ACTIVITY = What lines of the data include the string "scene"? Copy them all.

RECORDS FOR THIS TASK =
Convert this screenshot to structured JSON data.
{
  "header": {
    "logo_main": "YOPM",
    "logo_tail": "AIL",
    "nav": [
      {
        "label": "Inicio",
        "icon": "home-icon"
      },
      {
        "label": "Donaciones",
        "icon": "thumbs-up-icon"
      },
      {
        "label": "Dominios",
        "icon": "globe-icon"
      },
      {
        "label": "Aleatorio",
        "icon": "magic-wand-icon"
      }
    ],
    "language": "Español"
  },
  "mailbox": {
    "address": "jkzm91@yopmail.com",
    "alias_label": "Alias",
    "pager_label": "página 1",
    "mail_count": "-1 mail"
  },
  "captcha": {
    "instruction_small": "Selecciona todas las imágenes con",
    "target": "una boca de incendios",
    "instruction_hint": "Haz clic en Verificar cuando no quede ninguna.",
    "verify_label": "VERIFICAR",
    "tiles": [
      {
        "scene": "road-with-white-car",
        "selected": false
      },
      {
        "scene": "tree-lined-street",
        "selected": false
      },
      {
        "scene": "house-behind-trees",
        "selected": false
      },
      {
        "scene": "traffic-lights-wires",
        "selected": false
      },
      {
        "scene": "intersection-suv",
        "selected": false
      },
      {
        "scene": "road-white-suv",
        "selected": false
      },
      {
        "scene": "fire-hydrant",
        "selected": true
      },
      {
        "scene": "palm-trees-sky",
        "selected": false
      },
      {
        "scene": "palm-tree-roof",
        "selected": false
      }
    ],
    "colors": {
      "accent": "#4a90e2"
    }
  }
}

ANSWER SPACE =
        "scene": "road-with-white-car",
        "scene": "tree-lined-street",
        "scene": "house-behind-trees",
        "scene": "traffic-lights-wires",
        "scene": "intersection-suv",
        "scene": "road-white-suv",
        "scene": "fire-hydrant",
        "scene": "palm-trees-sky",
        "scene": "palm-tree-roof",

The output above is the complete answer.